----- RECORDS FOR THE TASK -----

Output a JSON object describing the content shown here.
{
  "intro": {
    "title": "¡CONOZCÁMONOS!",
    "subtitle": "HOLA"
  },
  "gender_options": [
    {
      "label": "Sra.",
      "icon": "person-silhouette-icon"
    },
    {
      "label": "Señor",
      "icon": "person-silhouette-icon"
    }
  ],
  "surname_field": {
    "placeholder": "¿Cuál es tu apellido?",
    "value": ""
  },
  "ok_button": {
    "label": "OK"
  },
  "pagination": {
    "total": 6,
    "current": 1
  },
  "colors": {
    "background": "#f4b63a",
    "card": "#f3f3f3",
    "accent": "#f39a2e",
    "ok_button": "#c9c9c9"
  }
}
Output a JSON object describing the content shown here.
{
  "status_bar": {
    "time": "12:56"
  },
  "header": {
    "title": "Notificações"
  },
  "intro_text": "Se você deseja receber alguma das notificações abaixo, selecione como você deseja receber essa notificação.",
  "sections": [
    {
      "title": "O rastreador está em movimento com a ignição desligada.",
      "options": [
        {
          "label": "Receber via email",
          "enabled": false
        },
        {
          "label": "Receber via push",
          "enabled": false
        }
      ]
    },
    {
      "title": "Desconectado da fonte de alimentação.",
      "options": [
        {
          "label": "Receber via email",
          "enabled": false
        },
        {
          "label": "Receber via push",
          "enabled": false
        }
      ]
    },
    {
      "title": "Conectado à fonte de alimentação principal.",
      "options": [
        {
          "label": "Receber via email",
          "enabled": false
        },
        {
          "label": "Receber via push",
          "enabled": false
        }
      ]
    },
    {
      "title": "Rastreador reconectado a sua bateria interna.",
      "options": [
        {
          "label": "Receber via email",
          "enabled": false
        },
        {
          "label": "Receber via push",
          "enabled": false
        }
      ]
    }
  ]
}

-----

** TO BE DONE **
Extract the whole listing, character for character.

** ANSWER TO THE TASK **
Output a JSON object describing the content shown here.
{
  "intro": {
    "title": "¡CONOZCÁMONOS!",
    "subtitle": "HOLA"
  },
  "gender_options": [
    {
      "label": "Sra.",
      "icon": "person-silhouette-icon"
    },
    {
      "label": "Señor",
      "icon": "person-silhouette-icon"
    }
  ],
  "surname_field": {
    "placeholder": "¿Cuál es tu apellido?",
    "value": ""
  },
  "ok_button": {
    "label": "OK"
  },
  "pagination": {
    "total": 6,
    "current": 1
  },
  "colors": {
    "background": "#f4b63a",
    "card": "#f3f3f3",
    "accent": "#f39a2e",
    "ok_button": "#c9c9c9"
  }
}
Output a JSON object describing the content shown here.
{
  "status_bar": {
    "time": "12:56"
  },
  "header": {
    "title": "Notificações"
  },
  "intro_text": "Se você deseja receber alguma das notificações abaixo, selecione como você deseja receber essa notificação.",
  "sections": [
    {
      "title": "O rastreador está em movimento com a ignição desligada.",
      "options": [
        {
          "label": "Receber via email",
          "enabled": false
        },
        {
          "label": "Receber via push",
          "enabled": false
        }
      ]
    },
    {
      "title": "Desconectado da fonte de alimentação.",
      "options": [
        {
          "label": "Receber via email",
          "enabled": false
        },
        {
          "label": "Receber via push",
          "enabled": false
        }
      ]
    },
    {
      "title": "Conectado à fonte de alimentação principal.",
      "options": [
        {
          "label": "Receber via email",
          "enabled": false
        },
        {
          "label": "Receber via push",
          "enabled": false
        }
      ]
    },
    {
      "title": "Rastreador reconectado a sua bateria interna.",
      "options": [
        {
          "label": "Receber via email",
          "enabled": false
        },
        {
          "label": "Receber via push",
          "enabled": false
        }
      ]
    }
  ]
}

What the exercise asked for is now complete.